A run of records.
####################
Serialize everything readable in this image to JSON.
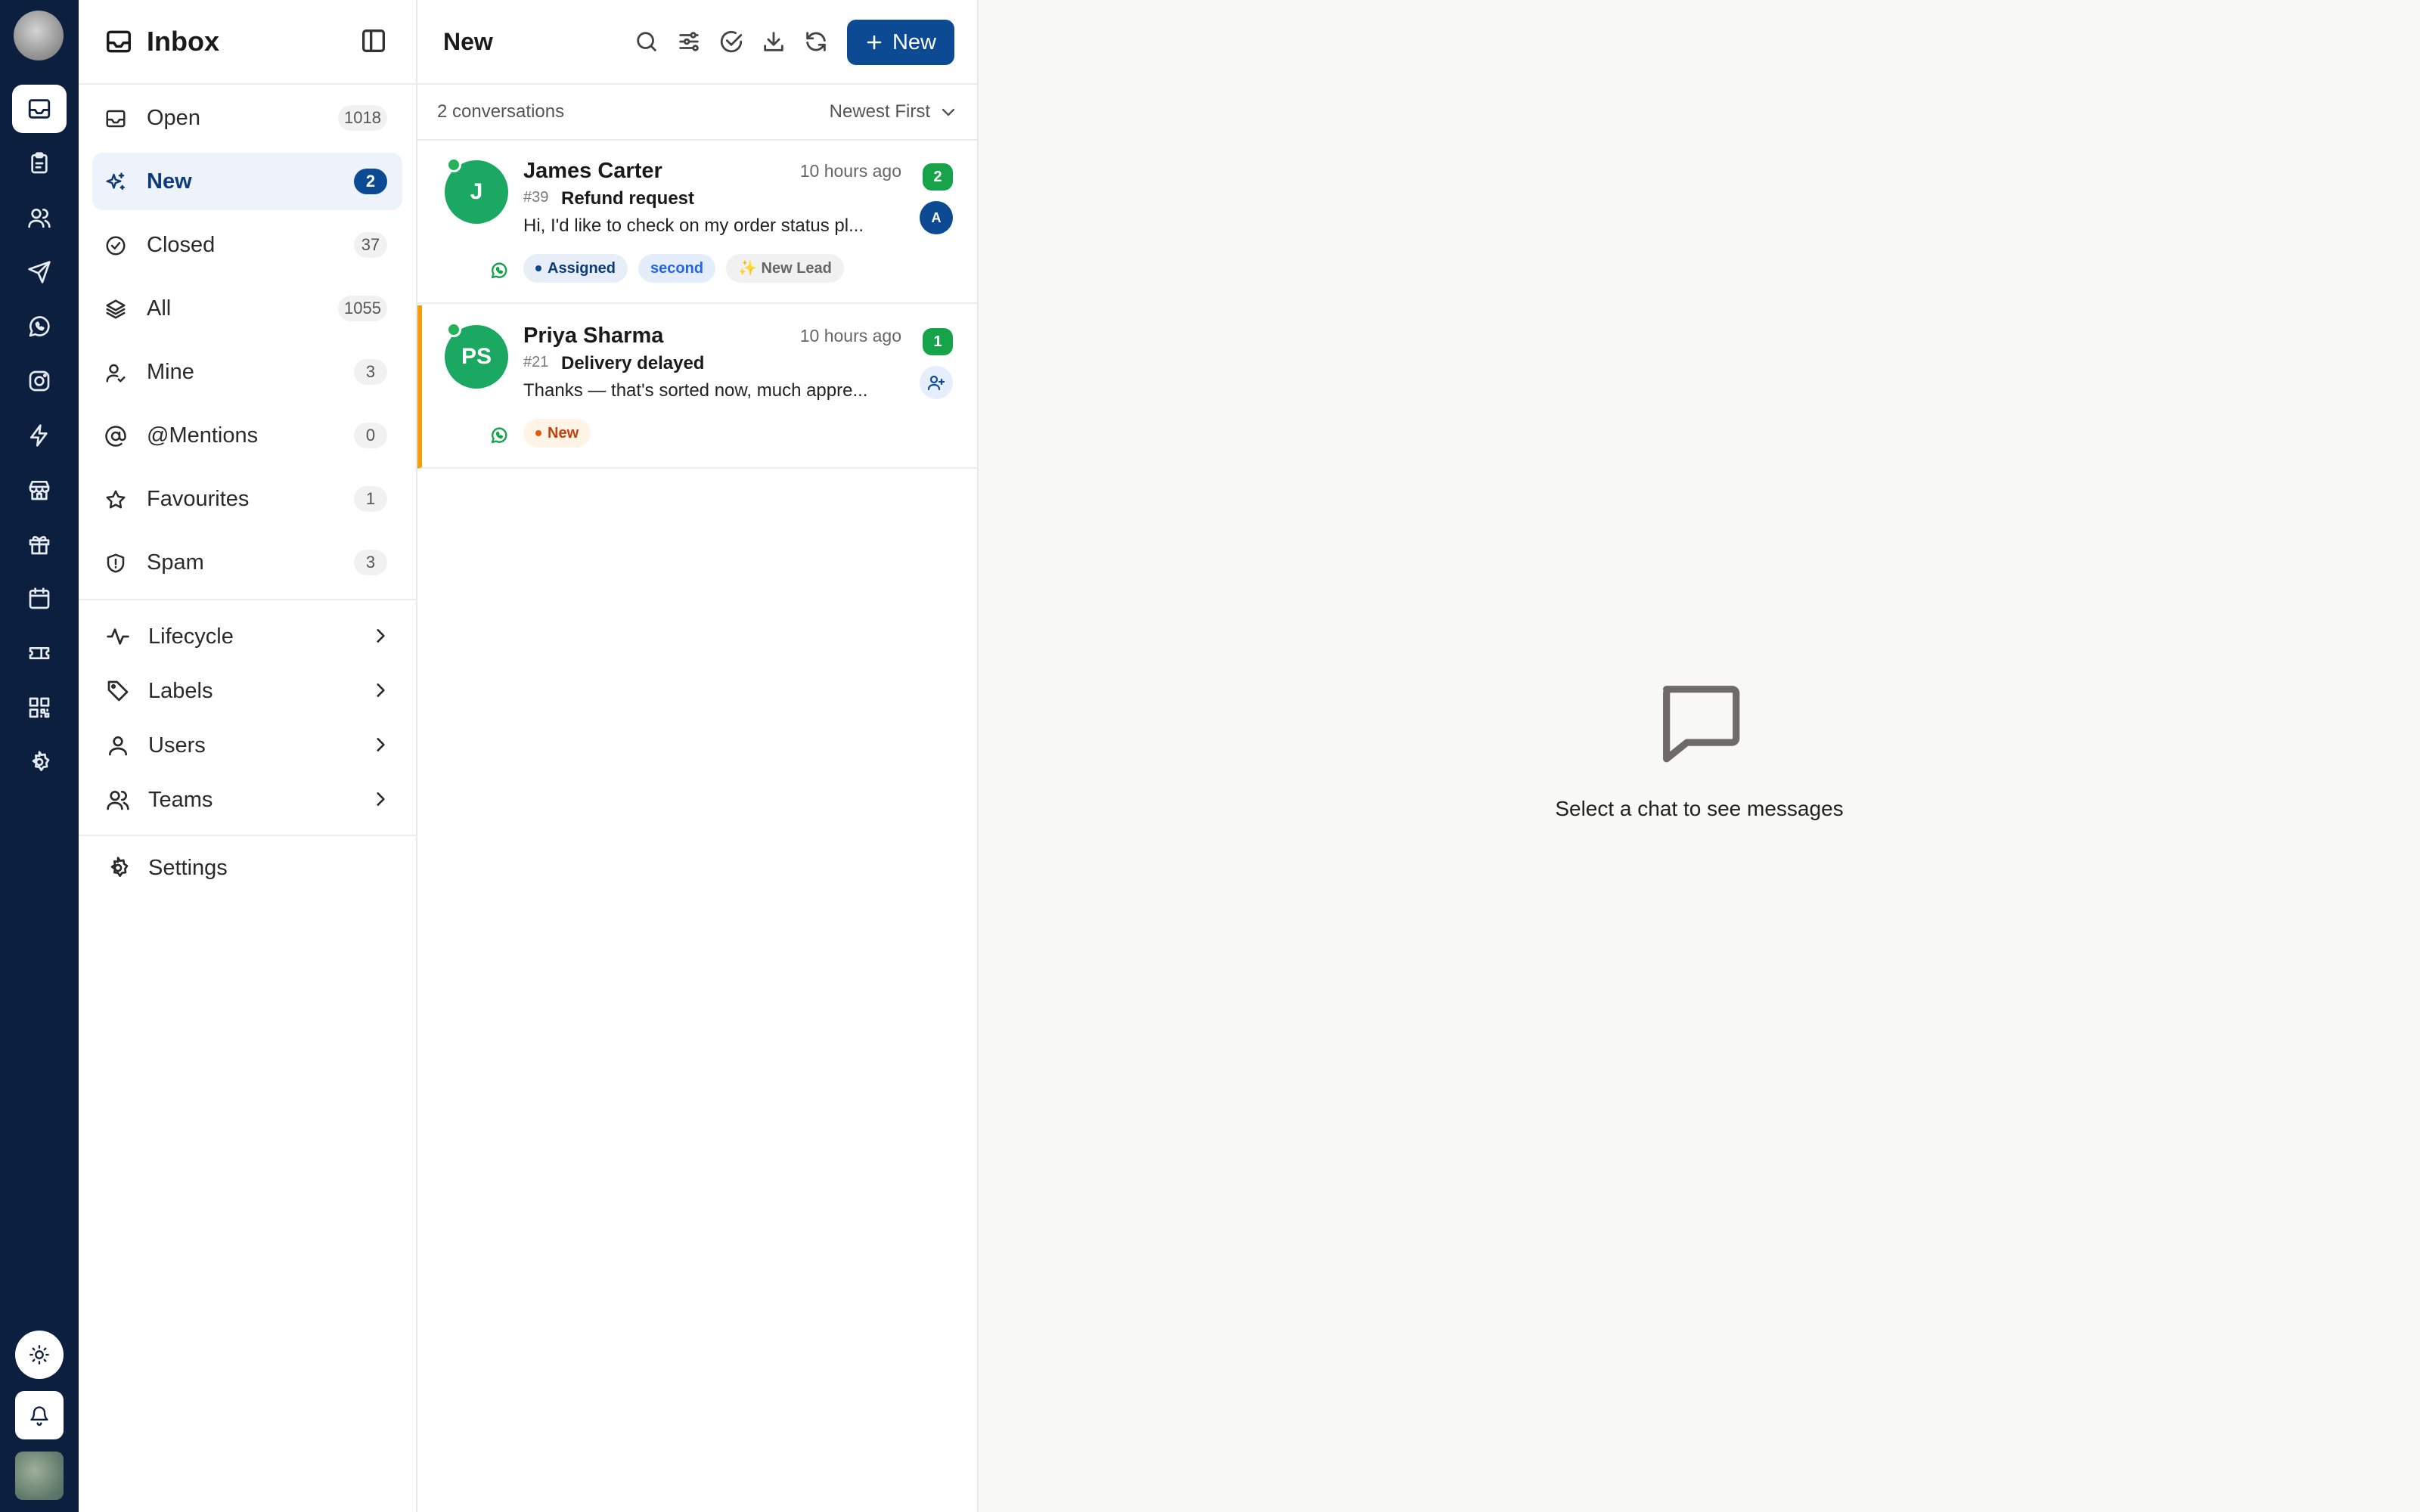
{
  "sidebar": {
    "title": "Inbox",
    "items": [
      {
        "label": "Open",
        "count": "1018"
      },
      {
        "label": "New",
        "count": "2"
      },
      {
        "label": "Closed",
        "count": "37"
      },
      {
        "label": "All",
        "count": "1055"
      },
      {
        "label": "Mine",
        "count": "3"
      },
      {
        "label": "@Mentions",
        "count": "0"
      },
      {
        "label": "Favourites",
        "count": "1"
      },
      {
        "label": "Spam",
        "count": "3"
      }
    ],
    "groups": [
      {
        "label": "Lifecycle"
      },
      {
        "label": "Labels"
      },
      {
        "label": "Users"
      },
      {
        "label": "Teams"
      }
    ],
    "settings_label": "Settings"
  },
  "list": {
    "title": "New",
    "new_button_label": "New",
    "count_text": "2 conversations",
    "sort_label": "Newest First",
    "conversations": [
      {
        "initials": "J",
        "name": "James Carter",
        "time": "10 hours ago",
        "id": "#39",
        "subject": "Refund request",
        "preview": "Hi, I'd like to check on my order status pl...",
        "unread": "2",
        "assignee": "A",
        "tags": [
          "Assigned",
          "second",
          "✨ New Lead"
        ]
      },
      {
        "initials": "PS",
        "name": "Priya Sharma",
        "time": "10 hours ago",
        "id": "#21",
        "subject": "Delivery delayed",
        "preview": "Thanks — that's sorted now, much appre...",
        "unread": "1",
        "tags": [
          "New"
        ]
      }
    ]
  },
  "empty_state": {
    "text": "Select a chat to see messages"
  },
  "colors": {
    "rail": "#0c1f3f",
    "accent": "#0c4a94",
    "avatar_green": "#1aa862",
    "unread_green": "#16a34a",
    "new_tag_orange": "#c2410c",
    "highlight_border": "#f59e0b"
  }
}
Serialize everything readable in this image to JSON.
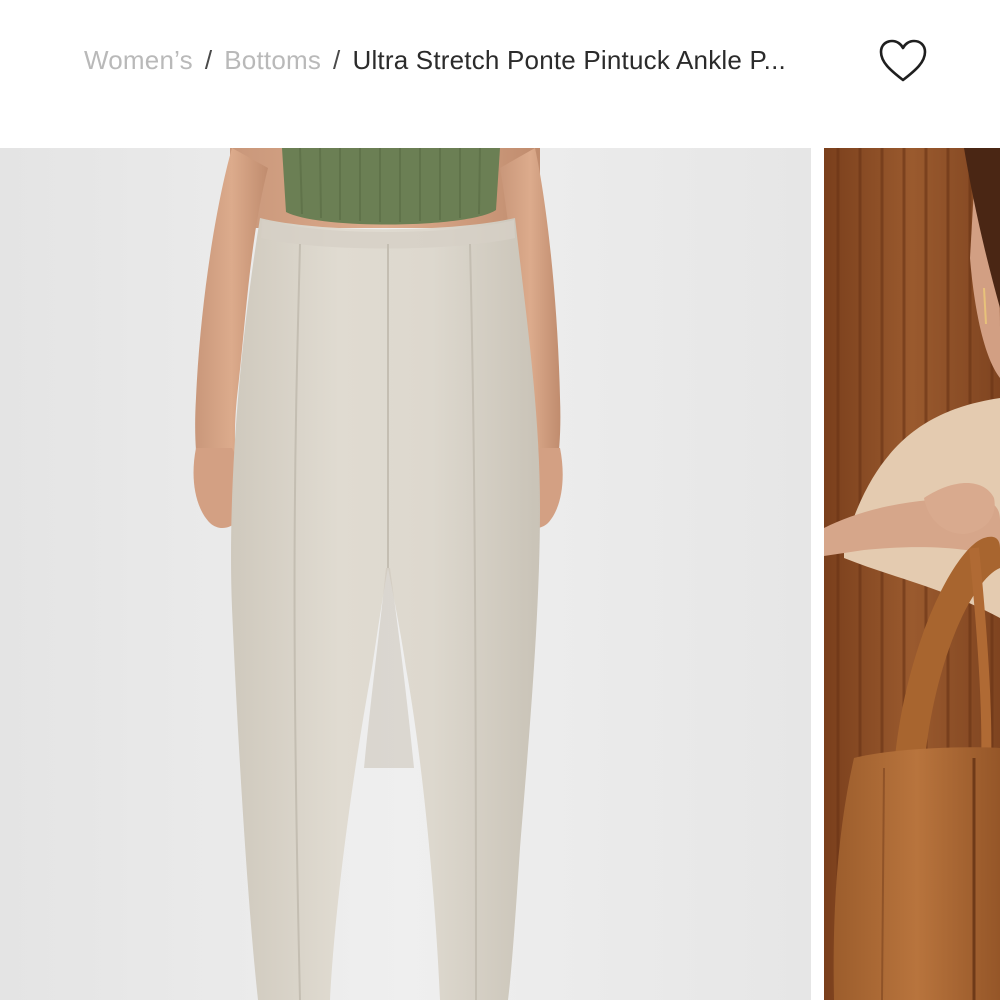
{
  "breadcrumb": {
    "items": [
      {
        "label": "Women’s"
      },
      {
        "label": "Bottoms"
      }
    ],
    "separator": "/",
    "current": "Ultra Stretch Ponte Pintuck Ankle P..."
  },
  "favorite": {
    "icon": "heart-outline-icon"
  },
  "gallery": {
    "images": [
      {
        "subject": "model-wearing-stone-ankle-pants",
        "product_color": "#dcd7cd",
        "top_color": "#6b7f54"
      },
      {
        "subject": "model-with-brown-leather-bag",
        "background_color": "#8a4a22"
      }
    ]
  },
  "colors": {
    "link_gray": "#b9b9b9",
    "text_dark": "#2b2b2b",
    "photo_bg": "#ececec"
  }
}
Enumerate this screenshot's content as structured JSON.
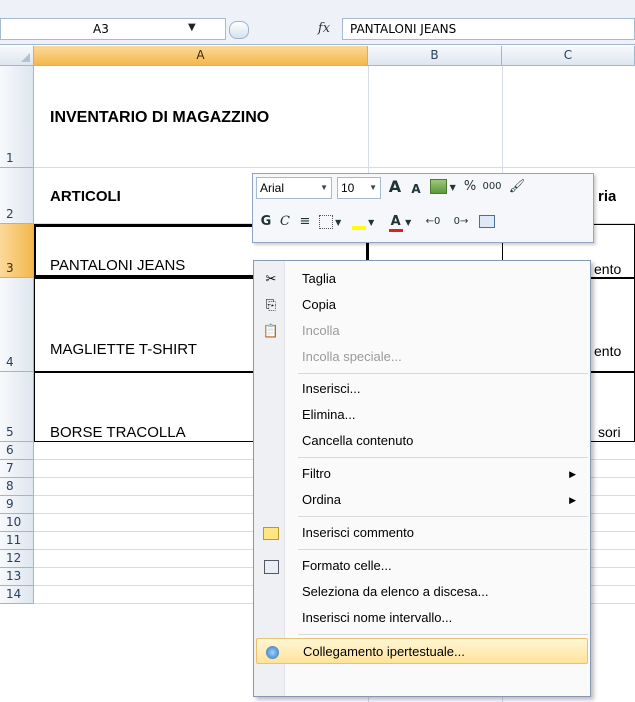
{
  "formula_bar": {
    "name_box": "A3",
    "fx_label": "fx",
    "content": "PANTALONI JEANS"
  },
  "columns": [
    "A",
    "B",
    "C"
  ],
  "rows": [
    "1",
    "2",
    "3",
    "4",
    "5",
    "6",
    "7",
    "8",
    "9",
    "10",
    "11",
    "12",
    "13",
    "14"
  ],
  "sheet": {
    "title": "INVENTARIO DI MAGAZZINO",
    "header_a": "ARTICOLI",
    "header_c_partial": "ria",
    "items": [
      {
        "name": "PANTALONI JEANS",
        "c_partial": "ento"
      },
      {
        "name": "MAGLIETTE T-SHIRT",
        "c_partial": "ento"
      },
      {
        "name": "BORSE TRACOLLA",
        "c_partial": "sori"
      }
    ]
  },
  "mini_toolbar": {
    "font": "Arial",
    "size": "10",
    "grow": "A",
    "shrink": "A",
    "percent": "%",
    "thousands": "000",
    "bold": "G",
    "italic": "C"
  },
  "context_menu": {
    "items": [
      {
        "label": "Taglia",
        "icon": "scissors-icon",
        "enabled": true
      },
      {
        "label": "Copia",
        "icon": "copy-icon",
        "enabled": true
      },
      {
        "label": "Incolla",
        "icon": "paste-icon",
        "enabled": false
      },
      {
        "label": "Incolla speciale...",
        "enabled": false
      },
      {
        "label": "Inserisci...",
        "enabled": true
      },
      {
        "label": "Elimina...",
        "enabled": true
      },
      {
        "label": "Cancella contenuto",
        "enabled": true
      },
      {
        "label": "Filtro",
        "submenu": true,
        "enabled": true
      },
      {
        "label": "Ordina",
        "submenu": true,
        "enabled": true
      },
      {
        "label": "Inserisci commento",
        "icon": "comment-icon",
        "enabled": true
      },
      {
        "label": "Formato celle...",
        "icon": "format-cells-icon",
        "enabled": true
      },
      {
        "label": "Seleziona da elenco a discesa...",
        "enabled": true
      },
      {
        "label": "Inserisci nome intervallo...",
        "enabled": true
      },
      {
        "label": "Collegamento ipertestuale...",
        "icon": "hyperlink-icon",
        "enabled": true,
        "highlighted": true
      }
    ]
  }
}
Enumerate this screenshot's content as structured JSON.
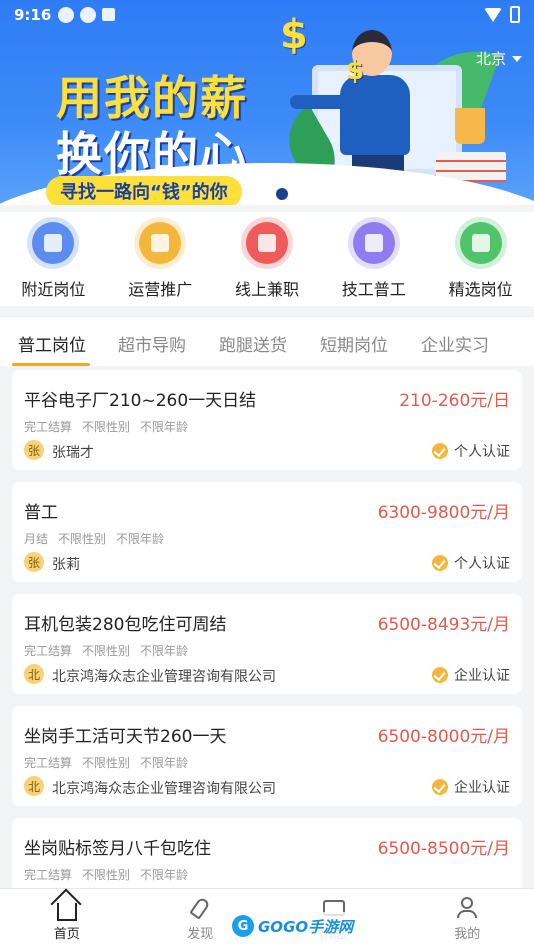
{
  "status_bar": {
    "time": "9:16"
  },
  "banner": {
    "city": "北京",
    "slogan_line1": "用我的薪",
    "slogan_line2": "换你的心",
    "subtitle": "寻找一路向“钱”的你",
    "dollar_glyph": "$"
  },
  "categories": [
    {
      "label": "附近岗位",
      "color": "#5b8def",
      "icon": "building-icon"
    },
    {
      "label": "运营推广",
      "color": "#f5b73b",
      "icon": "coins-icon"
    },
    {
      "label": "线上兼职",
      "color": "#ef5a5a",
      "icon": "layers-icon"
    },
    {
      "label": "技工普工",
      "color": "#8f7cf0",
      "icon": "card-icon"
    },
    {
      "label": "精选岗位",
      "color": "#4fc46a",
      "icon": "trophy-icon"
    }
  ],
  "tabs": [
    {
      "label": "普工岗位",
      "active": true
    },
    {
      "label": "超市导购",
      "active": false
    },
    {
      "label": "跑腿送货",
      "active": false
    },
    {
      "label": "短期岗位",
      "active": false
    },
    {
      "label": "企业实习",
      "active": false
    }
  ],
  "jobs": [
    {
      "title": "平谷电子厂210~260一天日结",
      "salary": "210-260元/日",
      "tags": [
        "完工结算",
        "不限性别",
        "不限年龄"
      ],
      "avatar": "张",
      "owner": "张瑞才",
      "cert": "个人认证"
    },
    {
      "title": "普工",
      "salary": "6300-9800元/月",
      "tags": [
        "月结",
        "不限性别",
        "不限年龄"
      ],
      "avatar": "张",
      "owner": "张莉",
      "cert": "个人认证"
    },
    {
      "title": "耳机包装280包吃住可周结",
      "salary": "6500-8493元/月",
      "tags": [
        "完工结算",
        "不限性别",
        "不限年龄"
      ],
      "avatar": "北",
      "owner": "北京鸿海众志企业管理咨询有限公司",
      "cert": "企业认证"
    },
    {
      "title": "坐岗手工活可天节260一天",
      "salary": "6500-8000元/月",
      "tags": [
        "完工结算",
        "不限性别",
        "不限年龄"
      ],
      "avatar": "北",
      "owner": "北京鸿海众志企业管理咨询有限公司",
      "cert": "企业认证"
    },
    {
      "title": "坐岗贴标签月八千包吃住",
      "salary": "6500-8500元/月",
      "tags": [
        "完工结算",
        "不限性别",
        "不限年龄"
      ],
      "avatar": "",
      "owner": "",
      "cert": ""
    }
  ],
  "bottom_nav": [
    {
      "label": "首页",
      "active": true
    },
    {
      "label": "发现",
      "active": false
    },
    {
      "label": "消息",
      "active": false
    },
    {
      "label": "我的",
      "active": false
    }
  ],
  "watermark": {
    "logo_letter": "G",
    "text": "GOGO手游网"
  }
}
####################
From the records above, copy every line that holds the word "model".

THE REPLY.
        "subject": "model-wearing-stone-ankle-pants",
        "subject": "model-with-brown-leather-bag",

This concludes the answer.